The records underneath are to be repeated exactly, with the pictures left out.

··· Recorded information

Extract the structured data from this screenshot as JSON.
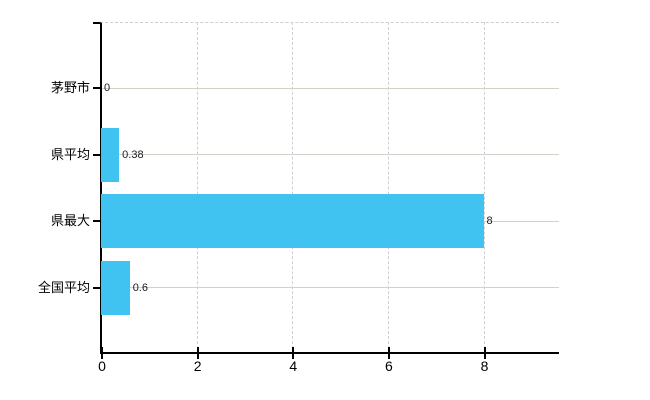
{
  "chart_data": {
    "type": "bar",
    "orientation": "horizontal",
    "title": "",
    "xlabel": "",
    "ylabel": "",
    "categories": [
      "茅野市",
      "県平均",
      "県最大",
      "全国平均"
    ],
    "values": [
      0,
      0.38,
      8,
      0.6
    ],
    "value_labels": [
      "0",
      "0.38",
      "8",
      "0.6"
    ],
    "x_ticks": [
      {
        "value": 0,
        "label": "0"
      },
      {
        "value": 2,
        "label": "2"
      },
      {
        "value": 4,
        "label": "4"
      },
      {
        "value": 6,
        "label": "6"
      },
      {
        "value": 8,
        "label": "8"
      }
    ],
    "xlim": [
      0,
      9.6
    ],
    "grid": "on",
    "grid_vertical_style": "dashed",
    "grid_horizontal_style": "solid",
    "legend": "none",
    "colors": {
      "bar": "#41c3f2",
      "grid_horizontal": "#cdd5c9",
      "grid_vertical": "#d3ccd2",
      "plot_top_border": "#d3ccd2",
      "axis": "#000000",
      "value_label": "#1a1a1a",
      "background": "#ffffff"
    }
  }
}
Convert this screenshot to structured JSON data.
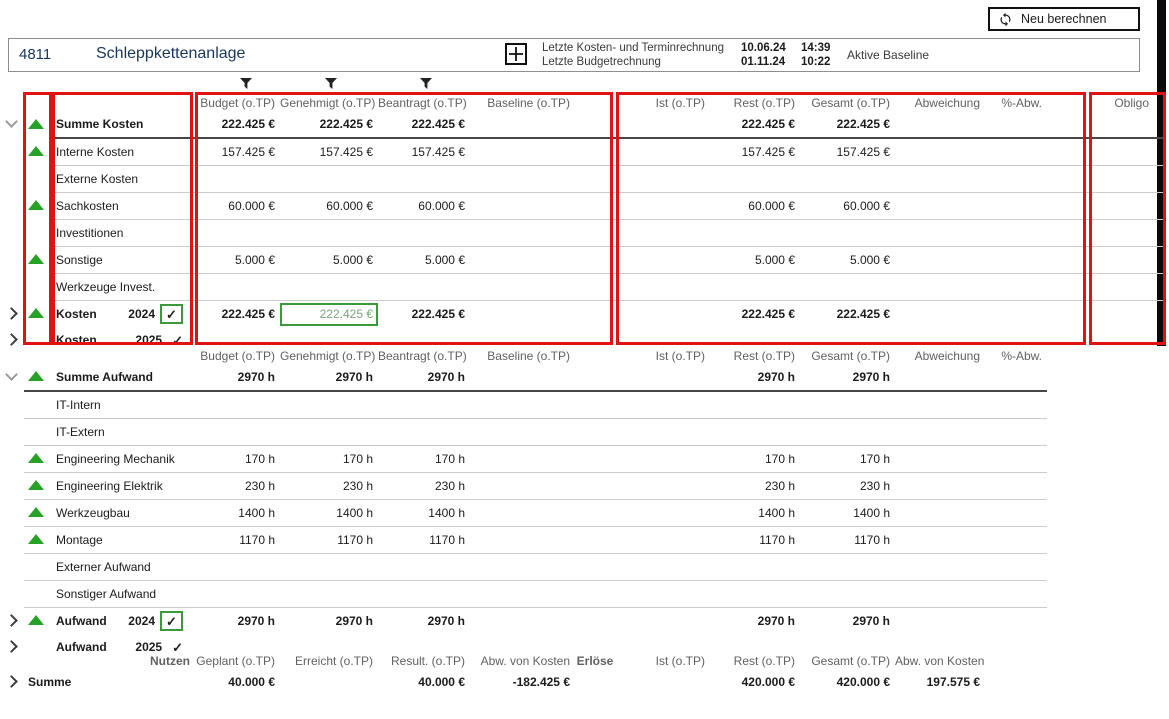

······

# [Solution to the exercise]
Extract the structured data from this screenshot as JSON.
{
  "chart_data": {
    "type": "bar",
    "orientation": "horizontal",
    "title": "",
    "xlabel": "",
    "ylabel": "",
    "categories": [
      "茅野市",
      "県平均",
      "県最大",
      "全国平均"
    ],
    "values": [
      0,
      0.38,
      8,
      0.6
    ],
    "value_labels": [
      "0",
      "0.38",
      "8",
      "0.6"
    ],
    "x_ticks": [
      {
        "value": 0,
        "label": "0"
      },
      {
        "value": 2,
        "label": "2"
      },
      {
        "value": 4,
        "label": "4"
      },
      {
        "value": 6,
        "label": "6"
      },
      {
        "value": 8,
        "label": "8"
      }
    ],
    "xlim": [
      0,
      9.6
    ],
    "grid": "on",
    "grid_vertical_style": "dashed",
    "grid_horizontal_style": "solid",
    "legend": "none",
    "colors": {
      "bar": "#41c3f2",
      "grid_horizontal": "#cdd5c9",
      "grid_vertical": "#d3ccd2",
      "plot_top_border": "#d3ccd2",
      "axis": "#000000",
      "value_label": "#1a1a1a",
      "background": "#ffffff"
    }
  }
}
Convert this screenshot to structured JSON data.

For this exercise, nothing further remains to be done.